**Data for the task**

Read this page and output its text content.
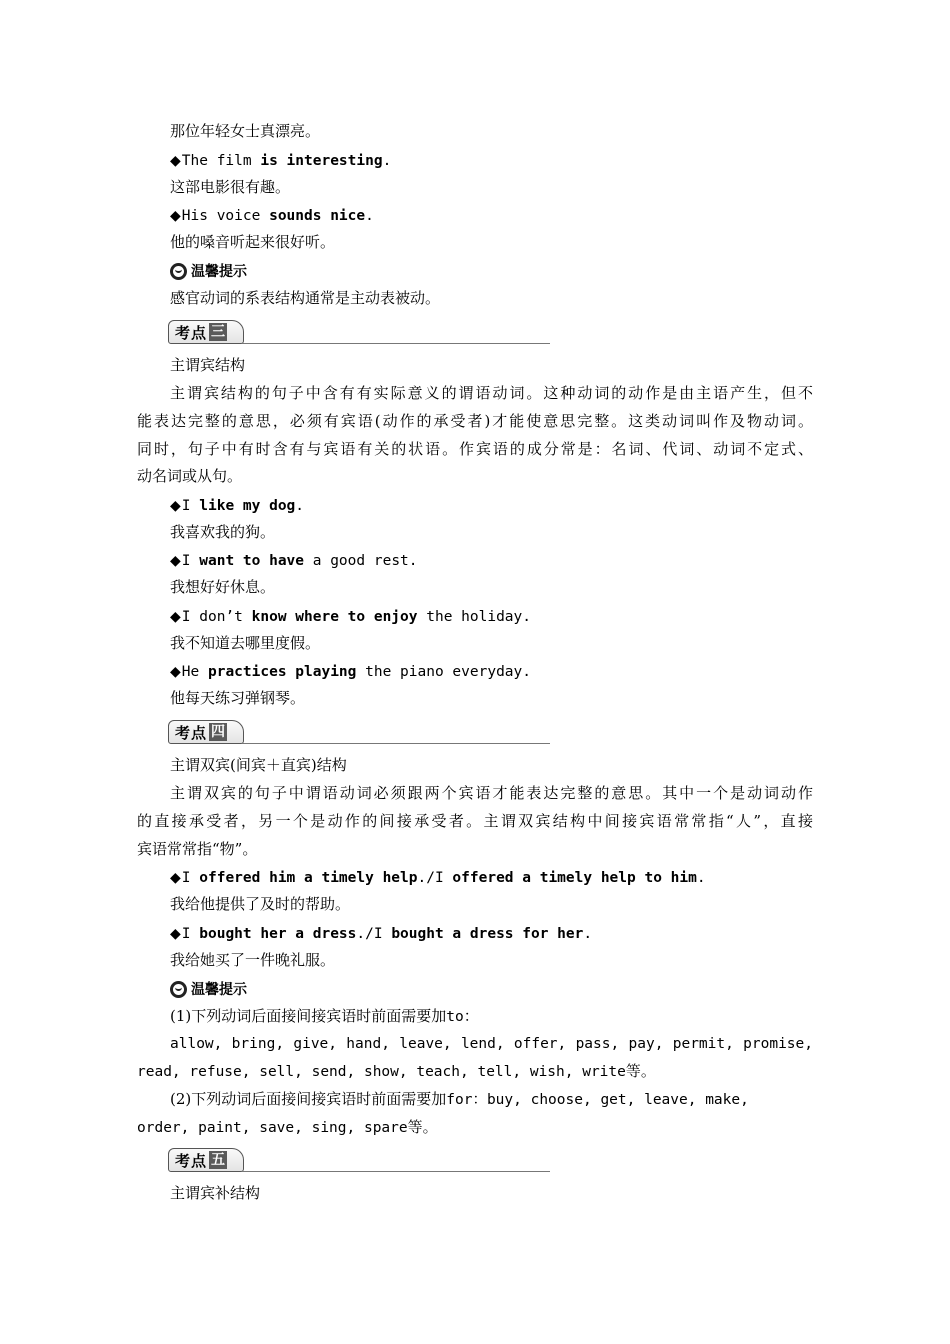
那位年轻女士真漂亮。
◆The film is interesting.
这部电影很有趣。
◆His voice sounds nice.
他的嗓音听起来很好听。
温馨提示
感官动词的系表结构通常是主动表被动。
考点 三
主谓宾结构
主谓宾结构的句子中含有有实际意义的谓语动词。这种动词的动作是由主语产生，但不
能表达完整的意思，必须有宾语(动作的承受者)才能使意思完整。这类动词叫作及物动词。
同时，句子中有时含有与宾语有关的状语。作宾语的成分常是：名词、代词、动词不定式、
动名词或从句。
◆I like my dog.
我喜欢我的狗。
◆I want to have a good rest.
我想好好休息。
◆I don’t know where to enjoy the holiday.
我不知道去哪里度假。
◆He practices playing the piano everyday.
他每天练习弹钢琴。
考点 四
主谓双宾(间宾＋直宾)结构
主谓双宾的句子中谓语动词必须跟两个宾语才能表达完整的意思。其中一个是动词动作
的直接承受者，另一个是动作的间接承受者。主谓双宾结构中间接宾语常常指“人”，直接
宾语常常指“物”。
◆I offered him a timely help./I offered a timely help to him.
我给他提供了及时的帮助。
◆I bought her a dress./I bought a dress for her.
我给她买了一件晚礼服。
温馨提示
(1)下列动词后面接间接宾语时前面需要加to：
allow, bring, give, hand, leave, lend, offer, pass, pay, permit, promise,
read, refuse, sell, send, show, teach, tell, wish, write等。
(2)下列动词后面接间接宾语时前面需要加for：buy, choose, get, leave, make,
order, paint, save, sing, spare等。
考点 五
主谓宾补结构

**Directions for this task**
Check each line above for "leave" and return the ones that have it.

**Reply to the task**
allow, bring, give, hand, leave, lend, offer, pass, pay, permit, promise,
(2)下列动词后面接间接宾语时前面需要加for：buy, choose, get, leave, make,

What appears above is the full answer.